===== Provided data =====

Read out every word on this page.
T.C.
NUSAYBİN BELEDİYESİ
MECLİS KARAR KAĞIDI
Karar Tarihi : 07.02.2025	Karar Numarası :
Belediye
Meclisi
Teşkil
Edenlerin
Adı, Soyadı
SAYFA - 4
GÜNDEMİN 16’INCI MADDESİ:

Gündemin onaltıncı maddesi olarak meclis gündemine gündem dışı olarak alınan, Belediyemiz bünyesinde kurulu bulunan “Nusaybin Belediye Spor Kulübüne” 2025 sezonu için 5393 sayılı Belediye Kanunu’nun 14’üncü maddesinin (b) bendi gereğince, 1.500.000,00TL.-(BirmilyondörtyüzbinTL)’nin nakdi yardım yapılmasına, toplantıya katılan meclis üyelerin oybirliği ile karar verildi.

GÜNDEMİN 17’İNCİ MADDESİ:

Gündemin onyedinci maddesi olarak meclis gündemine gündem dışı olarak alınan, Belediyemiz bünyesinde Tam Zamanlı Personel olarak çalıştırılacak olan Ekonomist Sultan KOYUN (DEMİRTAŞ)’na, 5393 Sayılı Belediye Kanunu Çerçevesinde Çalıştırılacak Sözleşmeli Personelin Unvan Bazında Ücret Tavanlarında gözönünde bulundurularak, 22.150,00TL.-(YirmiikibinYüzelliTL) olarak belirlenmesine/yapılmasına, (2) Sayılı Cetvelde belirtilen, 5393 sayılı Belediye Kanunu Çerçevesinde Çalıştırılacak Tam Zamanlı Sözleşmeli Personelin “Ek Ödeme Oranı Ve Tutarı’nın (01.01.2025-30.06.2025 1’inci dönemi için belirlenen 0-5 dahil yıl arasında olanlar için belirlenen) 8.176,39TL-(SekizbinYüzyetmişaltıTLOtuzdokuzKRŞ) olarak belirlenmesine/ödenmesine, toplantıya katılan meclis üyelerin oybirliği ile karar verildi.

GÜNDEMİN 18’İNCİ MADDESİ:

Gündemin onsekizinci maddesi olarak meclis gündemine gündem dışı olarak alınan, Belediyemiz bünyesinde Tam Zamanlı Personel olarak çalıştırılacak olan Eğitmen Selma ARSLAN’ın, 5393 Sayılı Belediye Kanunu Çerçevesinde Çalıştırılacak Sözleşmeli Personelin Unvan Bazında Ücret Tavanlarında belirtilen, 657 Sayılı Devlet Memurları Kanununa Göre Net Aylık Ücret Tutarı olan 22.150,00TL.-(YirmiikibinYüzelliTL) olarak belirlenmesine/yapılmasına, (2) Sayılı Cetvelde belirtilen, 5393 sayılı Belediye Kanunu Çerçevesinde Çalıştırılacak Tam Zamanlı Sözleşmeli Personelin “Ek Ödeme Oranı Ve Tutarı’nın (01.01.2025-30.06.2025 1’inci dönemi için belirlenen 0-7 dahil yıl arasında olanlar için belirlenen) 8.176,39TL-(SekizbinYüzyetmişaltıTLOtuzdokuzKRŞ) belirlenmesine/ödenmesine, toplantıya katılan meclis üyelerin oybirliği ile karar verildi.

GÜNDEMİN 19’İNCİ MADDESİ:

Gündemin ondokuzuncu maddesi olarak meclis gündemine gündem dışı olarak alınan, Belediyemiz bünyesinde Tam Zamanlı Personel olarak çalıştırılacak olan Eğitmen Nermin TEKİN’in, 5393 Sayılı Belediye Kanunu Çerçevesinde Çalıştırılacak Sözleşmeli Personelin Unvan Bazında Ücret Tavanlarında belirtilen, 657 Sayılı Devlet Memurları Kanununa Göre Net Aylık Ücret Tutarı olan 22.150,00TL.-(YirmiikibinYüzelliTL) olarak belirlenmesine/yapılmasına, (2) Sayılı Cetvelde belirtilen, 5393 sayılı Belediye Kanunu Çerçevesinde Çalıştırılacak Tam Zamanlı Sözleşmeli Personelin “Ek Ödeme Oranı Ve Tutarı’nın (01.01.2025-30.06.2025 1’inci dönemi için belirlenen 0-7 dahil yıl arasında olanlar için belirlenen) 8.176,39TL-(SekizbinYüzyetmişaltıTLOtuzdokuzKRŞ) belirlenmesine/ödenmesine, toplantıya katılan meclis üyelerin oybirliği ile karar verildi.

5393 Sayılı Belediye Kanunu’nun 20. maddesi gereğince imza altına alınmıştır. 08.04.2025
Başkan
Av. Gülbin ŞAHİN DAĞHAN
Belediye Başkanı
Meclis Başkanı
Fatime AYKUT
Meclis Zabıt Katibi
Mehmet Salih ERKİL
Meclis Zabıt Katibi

=====

» **Task prompt**:
Repeat the material in full, exactly as it stands.

» **Answer below**:
Read out every word on this page.
T.C.
NUSAYBİN BELEDİYESİ
MECLİS KARAR KAĞIDI
Karar Tarihi : 07.02.2025	Karar Numarası :
Belediye
Meclisi
Teşkil
Edenlerin
Adı, Soyadı
SAYFA - 4
GÜNDEMİN 16’INCI MADDESİ:

Gündemin onaltıncı maddesi olarak meclis gündemine gündem dışı olarak alınan, Belediyemiz bünyesinde kurulu bulunan “Nusaybin Belediye Spor Kulübüne” 2025 sezonu için 5393 sayılı Belediye Kanunu’nun 14’üncü maddesinin (b) bendi gereğince, 1.500.000,00TL.-(BirmilyondörtyüzbinTL)’nin nakdi yardım yapılmasına, toplantıya katılan meclis üyelerin oybirliği ile karar verildi.

GÜNDEMİN 17’İNCİ MADDESİ:

Gündemin onyedinci maddesi olarak meclis gündemine gündem dışı olarak alınan, Belediyemiz bünyesinde Tam Zamanlı Personel olarak çalıştırılacak olan Ekonomist Sultan KOYUN (DEMİRTAŞ)’na, 5393 Sayılı Belediye Kanunu Çerçevesinde Çalıştırılacak Sözleşmeli Personelin Unvan Bazında Ücret Tavanlarında gözönünde bulundurularak, 22.150,00TL.-(YirmiikibinYüzelliTL) olarak belirlenmesine/yapılmasına, (2) Sayılı Cetvelde belirtilen, 5393 sayılı Belediye Kanunu Çerçevesinde Çalıştırılacak Tam Zamanlı Sözleşmeli Personelin “Ek Ödeme Oranı Ve Tutarı’nın (01.01.2025-30.06.2025 1’inci dönemi için belirlenen 0-5 dahil yıl arasında olanlar için belirlenen) 8.176,39TL-(SekizbinYüzyetmişaltıTLOtuzdokuzKRŞ) olarak belirlenmesine/ödenmesine, toplantıya katılan meclis üyelerin oybirliği ile karar verildi.

GÜNDEMİN 18’İNCİ MADDESİ:

Gündemin onsekizinci maddesi olarak meclis gündemine gündem dışı olarak alınan, Belediyemiz bünyesinde Tam Zamanlı Personel olarak çalıştırılacak olan Eğitmen Selma ARSLAN’ın, 5393 Sayılı Belediye Kanunu Çerçevesinde Çalıştırılacak Sözleşmeli Personelin Unvan Bazında Ücret Tavanlarında belirtilen, 657 Sayılı Devlet Memurları Kanununa Göre Net Aylık Ücret Tutarı olan 22.150,00TL.-(YirmiikibinYüzelliTL) olarak belirlenmesine/yapılmasına, (2) Sayılı Cetvelde belirtilen, 5393 sayılı Belediye Kanunu Çerçevesinde Çalıştırılacak Tam Zamanlı Sözleşmeli Personelin “Ek Ödeme Oranı Ve Tutarı’nın (01.01.2025-30.06.2025 1’inci dönemi için belirlenen 0-7 dahil yıl arasında olanlar için belirlenen) 8.176,39TL-(SekizbinYüzyetmişaltıTLOtuzdokuzKRŞ) belirlenmesine/ödenmesine, toplantıya katılan meclis üyelerin oybirliği ile karar verildi.

GÜNDEMİN 19’İNCİ MADDESİ:

Gündemin ondokuzuncu maddesi olarak meclis gündemine gündem dışı olarak alınan, Belediyemiz bünyesinde Tam Zamanlı Personel olarak çalıştırılacak olan Eğitmen Nermin TEKİN’in, 5393 Sayılı Belediye Kanunu Çerçevesinde Çalıştırılacak Sözleşmeli Personelin Unvan Bazında Ücret Tavanlarında belirtilen, 657 Sayılı Devlet Memurları Kanununa Göre Net Aylık Ücret Tutarı olan 22.150,00TL.-(YirmiikibinYüzelliTL) olarak belirlenmesine/yapılmasına, (2) Sayılı Cetvelde belirtilen, 5393 sayılı Belediye Kanunu Çerçevesinde Çalıştırılacak Tam Zamanlı Sözleşmeli Personelin “Ek Ödeme Oranı Ve Tutarı’nın (01.01.2025-30.06.2025 1’inci dönemi için belirlenen 0-7 dahil yıl arasında olanlar için belirlenen) 8.176,39TL-(SekizbinYüzyetmişaltıTLOtuzdokuzKRŞ) belirlenmesine/ödenmesine, toplantıya katılan meclis üyelerin oybirliği ile karar verildi.

5393 Sayılı Belediye Kanunu’nun 20. maddesi gereğince imza altına alınmıştır. 08.04.2025
Başkan
Av. Gülbin ŞAHİN DAĞHAN
Belediye Başkanı
Meclis Başkanı
Fatime AYKUT
Meclis Zabıt Katibi
Mehmet Salih ERKİL
Meclis Zabıt Katibi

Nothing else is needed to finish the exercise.